Your instructions: Every record here needs to be written out again exactly.

Extracted data:
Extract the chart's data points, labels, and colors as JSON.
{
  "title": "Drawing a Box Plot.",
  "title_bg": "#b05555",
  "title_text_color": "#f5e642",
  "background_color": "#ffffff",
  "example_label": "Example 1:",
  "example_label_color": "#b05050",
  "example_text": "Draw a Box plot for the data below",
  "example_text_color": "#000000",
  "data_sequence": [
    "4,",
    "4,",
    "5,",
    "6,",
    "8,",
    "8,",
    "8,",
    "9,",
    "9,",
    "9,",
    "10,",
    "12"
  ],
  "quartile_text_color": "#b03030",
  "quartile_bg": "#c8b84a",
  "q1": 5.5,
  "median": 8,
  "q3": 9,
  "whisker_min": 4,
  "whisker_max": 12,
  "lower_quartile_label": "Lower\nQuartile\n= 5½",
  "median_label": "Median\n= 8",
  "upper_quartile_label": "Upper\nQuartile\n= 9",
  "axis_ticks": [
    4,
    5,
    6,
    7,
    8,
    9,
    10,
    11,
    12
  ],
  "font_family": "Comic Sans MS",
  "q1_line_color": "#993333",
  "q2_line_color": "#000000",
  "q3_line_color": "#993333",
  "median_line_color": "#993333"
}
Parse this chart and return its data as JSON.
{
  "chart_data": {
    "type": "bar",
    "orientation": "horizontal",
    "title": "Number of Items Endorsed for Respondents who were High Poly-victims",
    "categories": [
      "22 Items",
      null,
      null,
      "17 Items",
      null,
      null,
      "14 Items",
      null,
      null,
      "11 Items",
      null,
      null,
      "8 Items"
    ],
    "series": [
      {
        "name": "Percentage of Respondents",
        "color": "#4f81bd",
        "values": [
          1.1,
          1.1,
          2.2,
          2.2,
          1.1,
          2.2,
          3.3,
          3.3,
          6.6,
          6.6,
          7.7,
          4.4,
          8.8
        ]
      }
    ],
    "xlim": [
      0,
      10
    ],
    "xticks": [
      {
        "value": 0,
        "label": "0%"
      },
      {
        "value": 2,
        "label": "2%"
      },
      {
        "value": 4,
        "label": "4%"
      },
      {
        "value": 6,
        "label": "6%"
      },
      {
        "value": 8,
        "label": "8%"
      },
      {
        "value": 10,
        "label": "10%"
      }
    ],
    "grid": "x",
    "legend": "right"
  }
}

The answer:
Extract the chart's data points, labels, and colors as JSON.
{
  "title": "Drawing a Box Plot.",
  "title_bg": "#b05555",
  "title_text_color": "#f5e642",
  "background_color": "#ffffff",
  "example_label": "Example 1:",
  "example_label_color": "#b05050",
  "example_text": "Draw a Box plot for the data below",
  "example_text_color": "#000000",
  "data_sequence": [
    "4,",
    "4,",
    "5,",
    "6,",
    "8,",
    "8,",
    "8,",
    "9,",
    "9,",
    "9,",
    "10,",
    "12"
  ],
  "quartile_text_color": "#b03030",
  "quartile_bg": "#c8b84a",
  "q1": 5.5,
  "median": 8,
  "q3": 9,
  "whisker_min": 4,
  "whisker_max": 12,
  "lower_quartile_label": "Lower\nQuartile\n= 5½",
  "median_label": "Median\n= 8",
  "upper_quartile_label": "Upper\nQuartile\n= 9",
  "axis_ticks": [
    4,
    5,
    6,
    7,
    8,
    9,
    10,
    11,
    12
  ],
  "font_family": "Comic Sans MS",
  "q1_line_color": "#993333",
  "q2_line_color": "#000000",
  "q3_line_color": "#993333",
  "median_line_color": "#993333"
}
Parse this chart and return its data as JSON.
{
  "chart_data": {
    "type": "bar",
    "orientation": "horizontal",
    "title": "Number of Items Endorsed for Respondents who were High Poly-victims",
    "categories": [
      "22 Items",
      null,
      null,
      "17 Items",
      null,
      null,
      "14 Items",
      null,
      null,
      "11 Items",
      null,
      null,
      "8 Items"
    ],
    "series": [
      {
        "name": "Percentage of Respondents",
        "color": "#4f81bd",
        "values": [
          1.1,
          1.1,
          2.2,
          2.2,
          1.1,
          2.2,
          3.3,
          3.3,
          6.6,
          6.6,
          7.7,
          4.4,
          8.8
        ]
      }
    ],
    "xlim": [
      0,
      10
    ],
    "xticks": [
      {
        "value": 0,
        "label": "0%"
      },
      {
        "value": 2,
        "label": "2%"
      },
      {
        "value": 4,
        "label": "4%"
      },
      {
        "value": 6,
        "label": "6%"
      },
      {
        "value": 8,
        "label": "8%"
      },
      {
        "value": 10,
        "label": "10%"
      }
    ],
    "grid": "x",
    "legend": "right"
  }
}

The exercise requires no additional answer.